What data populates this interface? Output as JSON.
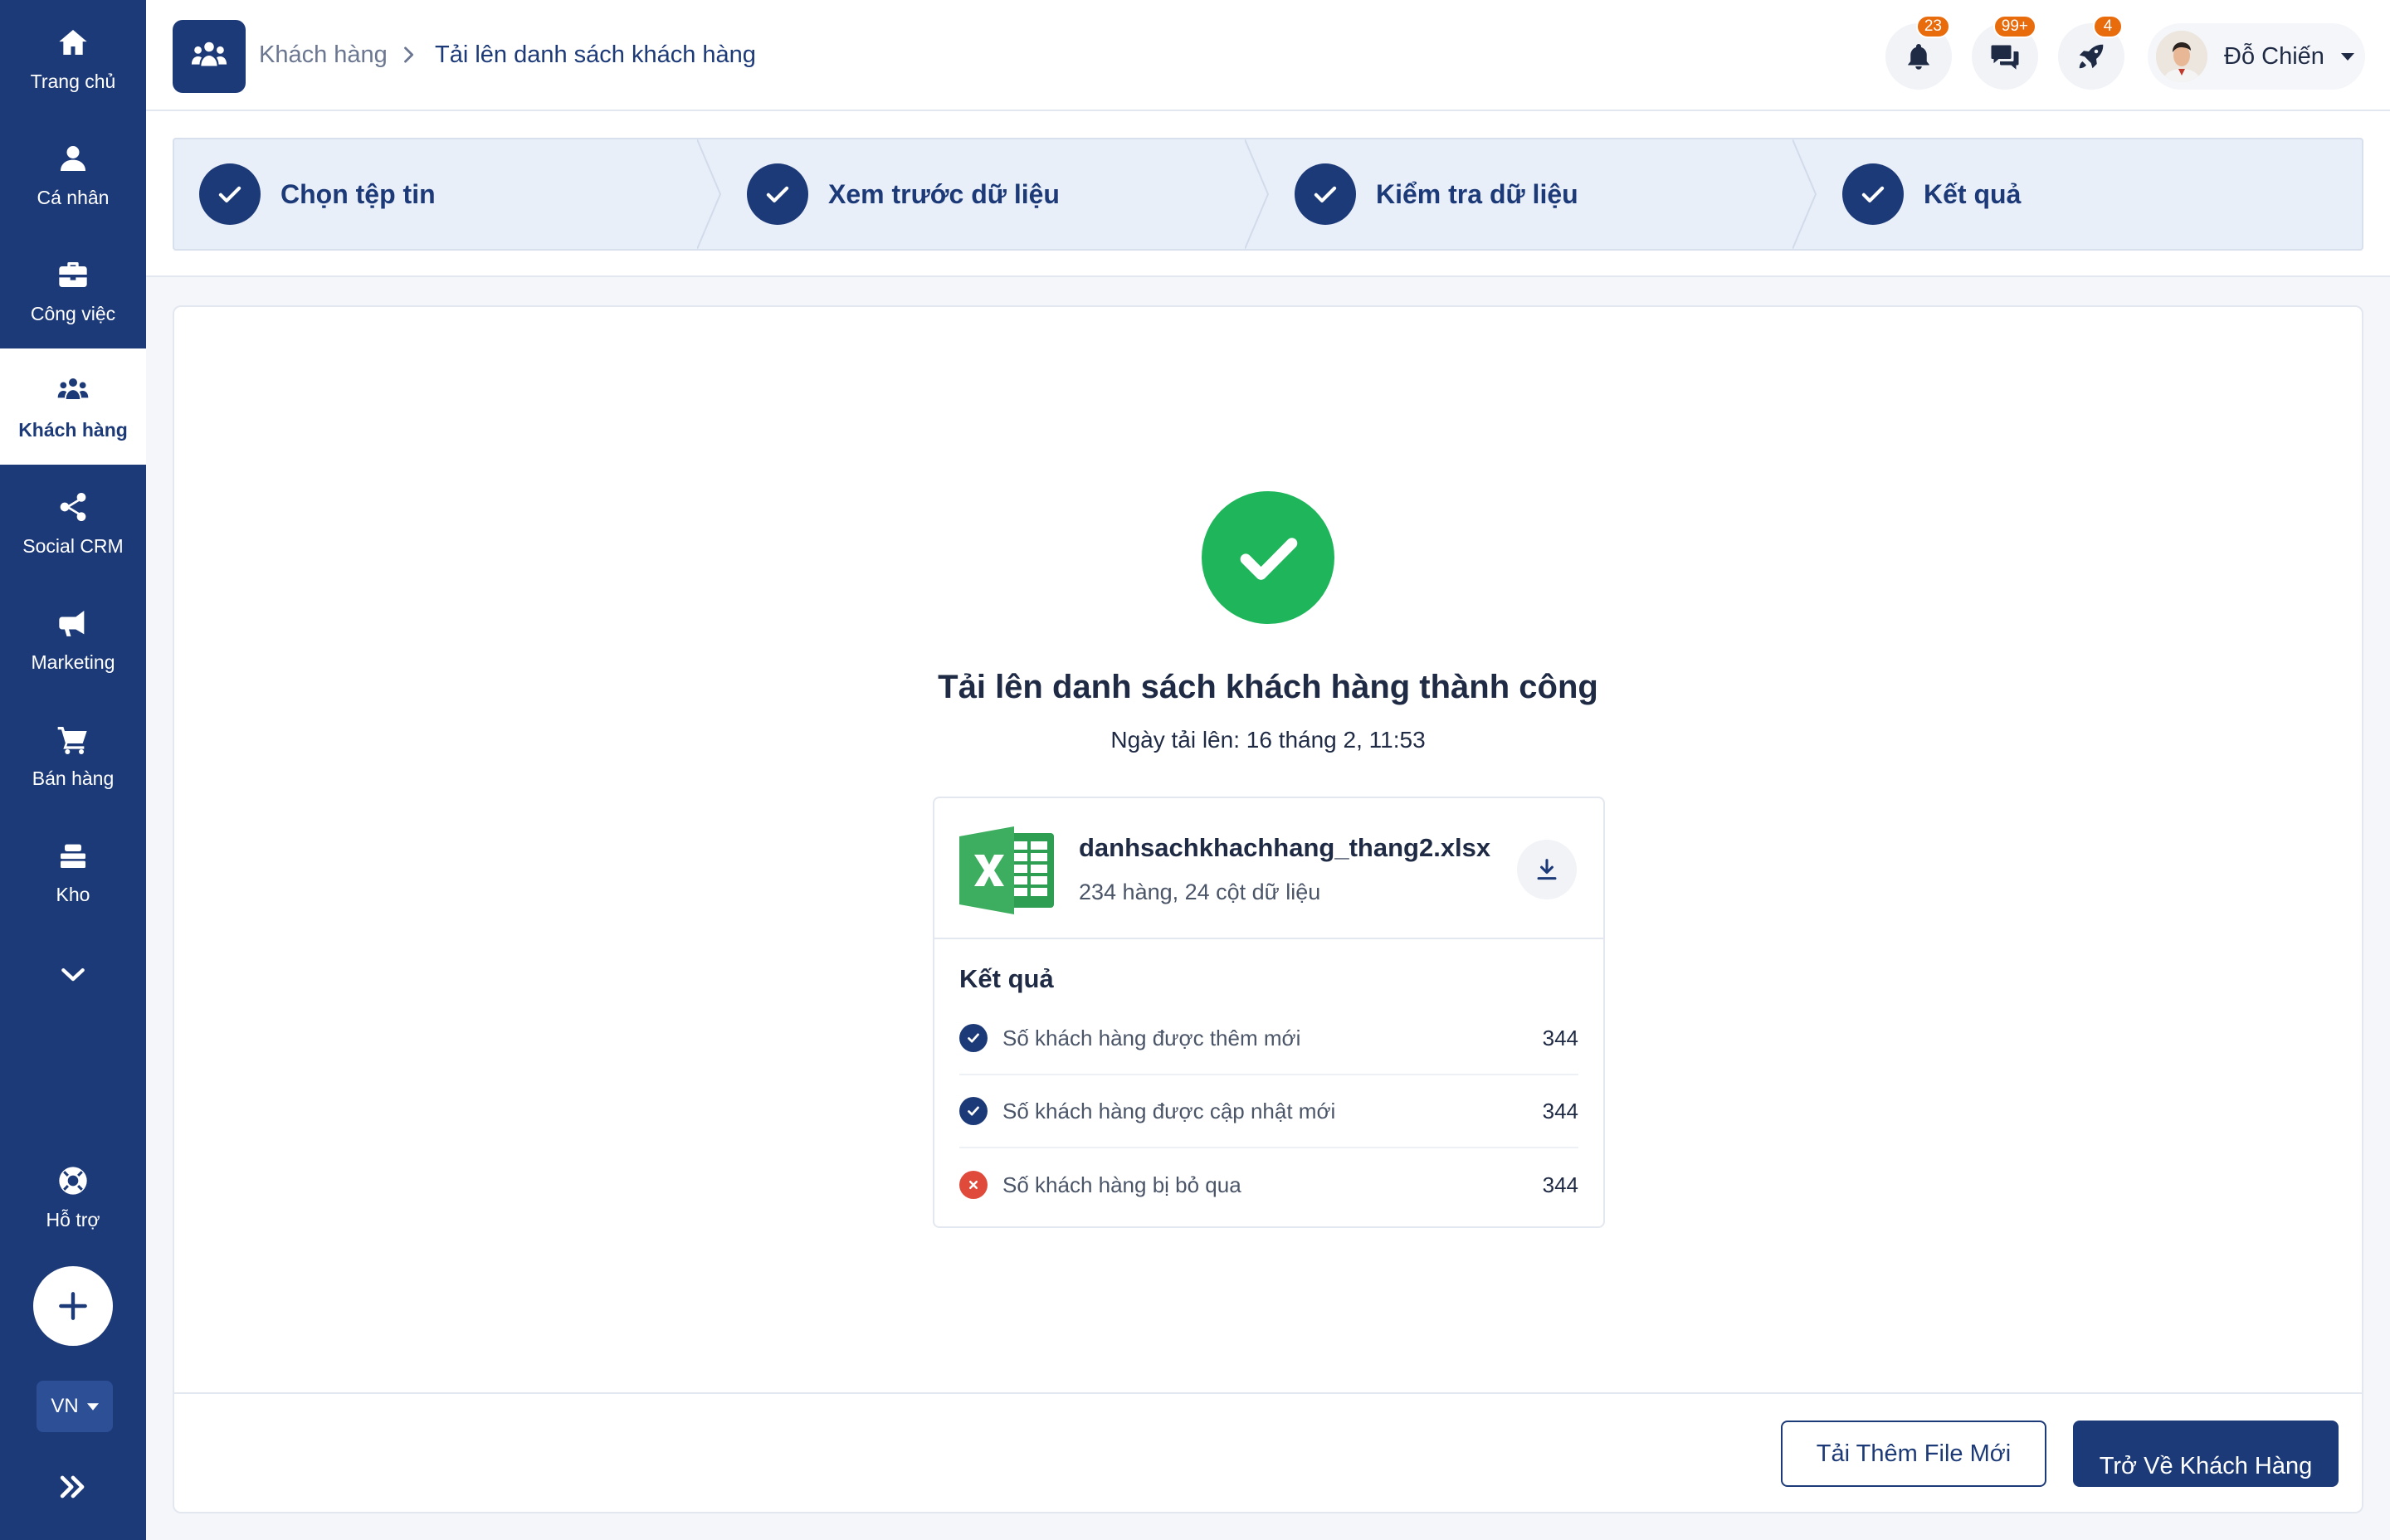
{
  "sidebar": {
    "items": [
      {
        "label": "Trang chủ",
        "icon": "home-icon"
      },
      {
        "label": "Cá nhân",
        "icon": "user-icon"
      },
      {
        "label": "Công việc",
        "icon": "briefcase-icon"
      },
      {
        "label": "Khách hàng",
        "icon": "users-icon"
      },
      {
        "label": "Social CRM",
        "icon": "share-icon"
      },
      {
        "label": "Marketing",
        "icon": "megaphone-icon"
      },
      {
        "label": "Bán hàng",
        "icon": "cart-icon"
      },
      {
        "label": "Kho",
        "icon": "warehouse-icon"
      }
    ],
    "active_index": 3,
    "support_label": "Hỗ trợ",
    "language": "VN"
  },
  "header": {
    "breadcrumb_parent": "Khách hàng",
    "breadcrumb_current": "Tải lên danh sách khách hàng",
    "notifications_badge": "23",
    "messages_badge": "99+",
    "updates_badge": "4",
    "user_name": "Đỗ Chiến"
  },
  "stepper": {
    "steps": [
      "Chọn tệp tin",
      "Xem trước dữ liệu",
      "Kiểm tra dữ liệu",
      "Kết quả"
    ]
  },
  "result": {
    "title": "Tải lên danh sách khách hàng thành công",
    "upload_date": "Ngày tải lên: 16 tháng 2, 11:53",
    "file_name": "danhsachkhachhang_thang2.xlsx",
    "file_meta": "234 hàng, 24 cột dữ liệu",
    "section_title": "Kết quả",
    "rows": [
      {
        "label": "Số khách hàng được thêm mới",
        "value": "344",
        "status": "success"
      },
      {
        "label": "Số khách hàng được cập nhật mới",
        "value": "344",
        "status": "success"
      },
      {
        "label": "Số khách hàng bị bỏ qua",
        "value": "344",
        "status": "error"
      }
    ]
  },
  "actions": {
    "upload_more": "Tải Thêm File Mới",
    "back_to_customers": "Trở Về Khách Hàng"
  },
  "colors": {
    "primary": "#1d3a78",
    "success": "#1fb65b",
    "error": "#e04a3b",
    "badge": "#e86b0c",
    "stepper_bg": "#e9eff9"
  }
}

◇ ◇ ◇ ◇

*Aim of the task*
Exclude the images, then output the data above word for word.

*Expected answer*
What data populates this interface? Output as JSON.
{
  "sidebar": {
    "items": [
      {
        "label": "Trang chủ",
        "icon": "home-icon"
      },
      {
        "label": "Cá nhân",
        "icon": "user-icon"
      },
      {
        "label": "Công việc",
        "icon": "briefcase-icon"
      },
      {
        "label": "Khách hàng",
        "icon": "users-icon"
      },
      {
        "label": "Social CRM",
        "icon": "share-icon"
      },
      {
        "label": "Marketing",
        "icon": "megaphone-icon"
      },
      {
        "label": "Bán hàng",
        "icon": "cart-icon"
      },
      {
        "label": "Kho",
        "icon": "warehouse-icon"
      }
    ],
    "active_index": 3,
    "support_label": "Hỗ trợ",
    "language": "VN"
  },
  "header": {
    "breadcrumb_parent": "Khách hàng",
    "breadcrumb_current": "Tải lên danh sách khách hàng",
    "notifications_badge": "23",
    "messages_badge": "99+",
    "updates_badge": "4",
    "user_name": "Đỗ Chiến"
  },
  "stepper": {
    "steps": [
      "Chọn tệp tin",
      "Xem trước dữ liệu",
      "Kiểm tra dữ liệu",
      "Kết quả"
    ]
  },
  "result": {
    "title": "Tải lên danh sách khách hàng thành công",
    "upload_date": "Ngày tải lên: 16 tháng 2, 11:53",
    "file_name": "danhsachkhachhang_thang2.xlsx",
    "file_meta": "234 hàng, 24 cột dữ liệu",
    "section_title": "Kết quả",
    "rows": [
      {
        "label": "Số khách hàng được thêm mới",
        "value": "344",
        "status": "success"
      },
      {
        "label": "Số khách hàng được cập nhật mới",
        "value": "344",
        "status": "success"
      },
      {
        "label": "Số khách hàng bị bỏ qua",
        "value": "344",
        "status": "error"
      }
    ]
  },
  "actions": {
    "upload_more": "Tải Thêm File Mới",
    "back_to_customers": "Trở Về Khách Hàng"
  },
  "colors": {
    "primary": "#1d3a78",
    "success": "#1fb65b",
    "error": "#e04a3b",
    "badge": "#e86b0c",
    "stepper_bg": "#e9eff9"
  }
}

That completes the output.